• _Task prompt_: Repeat the data below exactly, dropping any pictures it holds.

════

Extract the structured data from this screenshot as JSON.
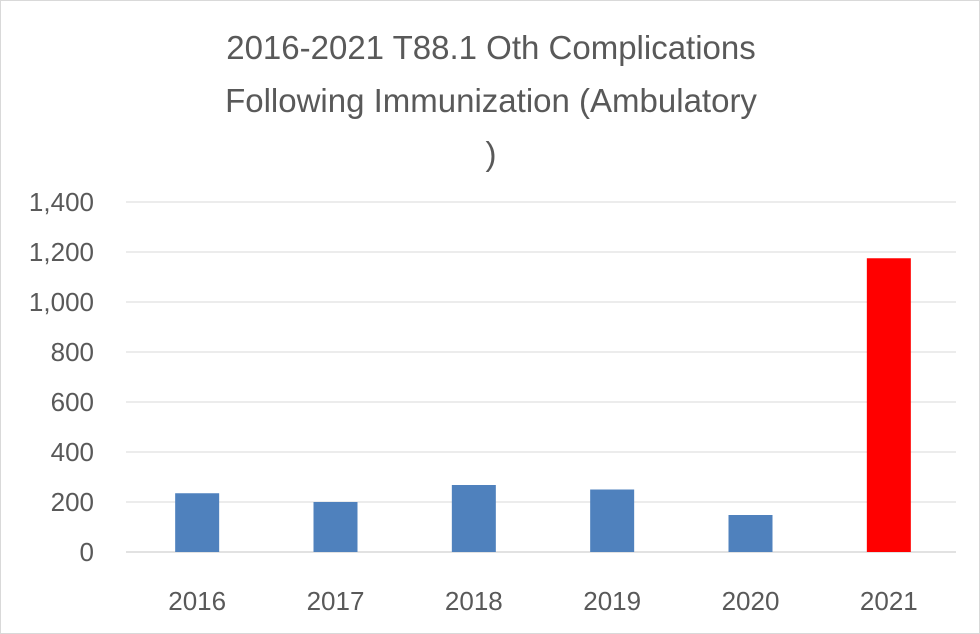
{
  "chart_data": {
    "type": "bar",
    "title": "2016-2021 T88.1 Oth Complications Following Immunization (Ambulatory )",
    "title_lines": [
      "2016-2021 T88.1 Oth Complications",
      "Following Immunization (Ambulatory",
      ")"
    ],
    "categories": [
      "2016",
      "2017",
      "2018",
      "2019",
      "2020",
      "2021"
    ],
    "values": [
      235,
      200,
      268,
      250,
      148,
      1175
    ],
    "colors": [
      "#4f81bd",
      "#4f81bd",
      "#4f81bd",
      "#4f81bd",
      "#4f81bd",
      "#ff0000"
    ],
    "ylim": [
      0,
      1400
    ],
    "yticks": [
      0,
      200,
      400,
      600,
      800,
      1000,
      1200,
      1400
    ],
    "ytick_labels": [
      "0",
      "200",
      "400",
      "600",
      "800",
      "1,000",
      "1,200",
      "1,400"
    ],
    "grid": true,
    "gridline_color": "#d9d9d9",
    "xlabel": "",
    "ylabel": ""
  }
}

════

• _Result for this exercise_:
Extract the structured data from this screenshot as JSON.
{
  "chart_data": {
    "type": "bar",
    "title": "2016-2021 T88.1 Oth Complications Following Immunization (Ambulatory )",
    "title_lines": [
      "2016-2021 T88.1 Oth Complications",
      "Following Immunization (Ambulatory",
      ")"
    ],
    "categories": [
      "2016",
      "2017",
      "2018",
      "2019",
      "2020",
      "2021"
    ],
    "values": [
      235,
      200,
      268,
      250,
      148,
      1175
    ],
    "colors": [
      "#4f81bd",
      "#4f81bd",
      "#4f81bd",
      "#4f81bd",
      "#4f81bd",
      "#ff0000"
    ],
    "ylim": [
      0,
      1400
    ],
    "yticks": [
      0,
      200,
      400,
      600,
      800,
      1000,
      1200,
      1400
    ],
    "ytick_labels": [
      "0",
      "200",
      "400",
      "600",
      "800",
      "1,000",
      "1,200",
      "1,400"
    ],
    "grid": true,
    "gridline_color": "#d9d9d9",
    "xlabel": "",
    "ylabel": ""
  }
}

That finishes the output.